## begin Input for this task
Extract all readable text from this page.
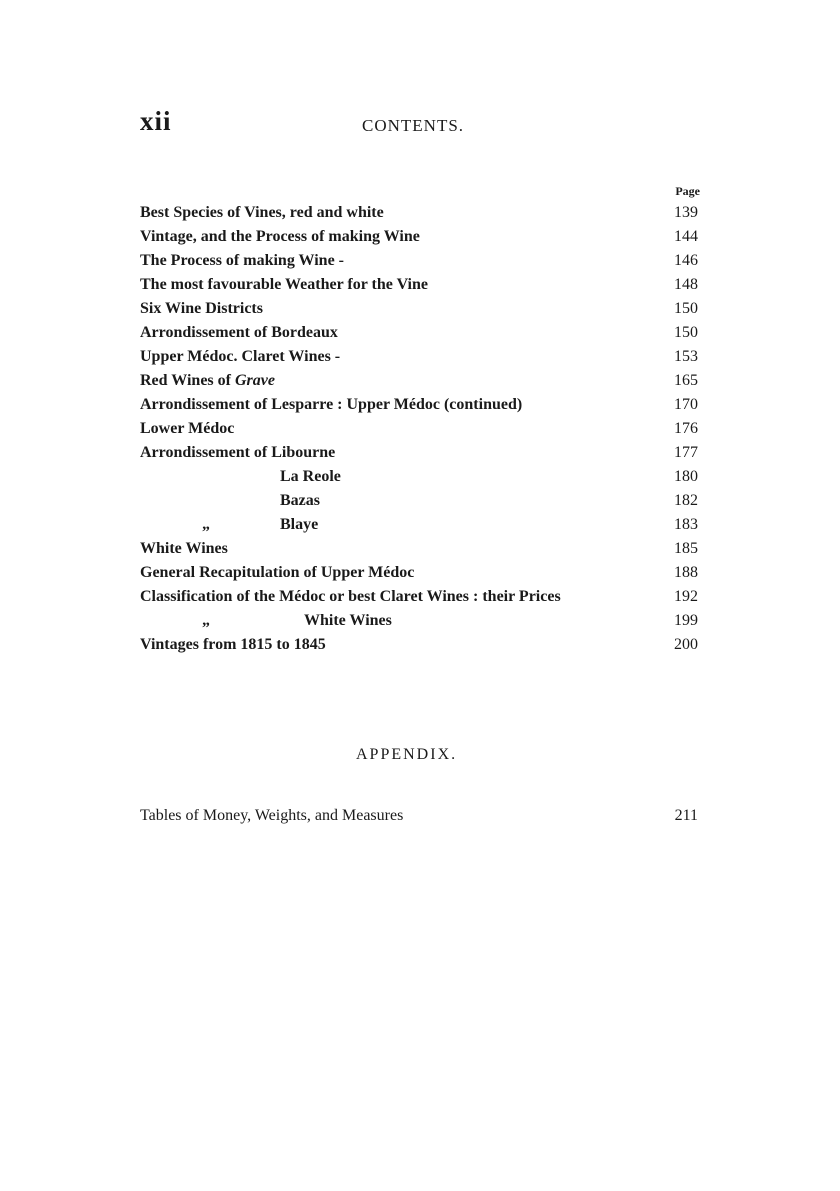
xii	CONTENTS.
Page
Best Species of Vines, red and white	139
Vintage, and the Process of making Wine	144
The Process of making Wine -	146
The most favourable Weather for the Vine	148
Six Wine Districts	150
Arrondissement of Bordeaux	150
Upper Médoc. Claret Wines -	153
Red Wines of Grave	165
Arrondissement of Lesparre : Upper Médoc (continued)	170
Lower Médoc	176
Arrondissement of Libourne	177
La Reole	180
Bazas	182
„	Blaye	183
White Wines	185
General Recapitulation of Upper Médoc	188
Classification of the Médoc or best Claret Wines : their Prices	192
„	White Wines	199
Vintages from 1815 to 1845	200
APPENDIX.
Tables of Money, Weights, and Measures	211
## end Input for this task
# Task requirements
Pictures stay out; repeat all the rest of the records exactly.

# Finished answer
Extract all readable text from this page.
xii	CONTENTS.
Page
Best Species of Vines, red and white	139
Vintage, and the Process of making Wine	144
The Process of making Wine -	146
The most favourable Weather for the Vine	148
Six Wine Districts	150
Arrondissement of Bordeaux	150
Upper Médoc. Claret Wines -	153
Red Wines of Grave	165
Arrondissement of Lesparre : Upper Médoc (continued)	170
Lower Médoc	176
Arrondissement of Libourne	177
La Reole	180
Bazas	182
„	Blaye	183
White Wines	185
General Recapitulation of Upper Médoc	188
Classification of the Médoc or best Claret Wines : their Prices	192
„	White Wines	199
Vintages from 1815 to 1845	200
APPENDIX.
Tables of Money, Weights, and Measures	211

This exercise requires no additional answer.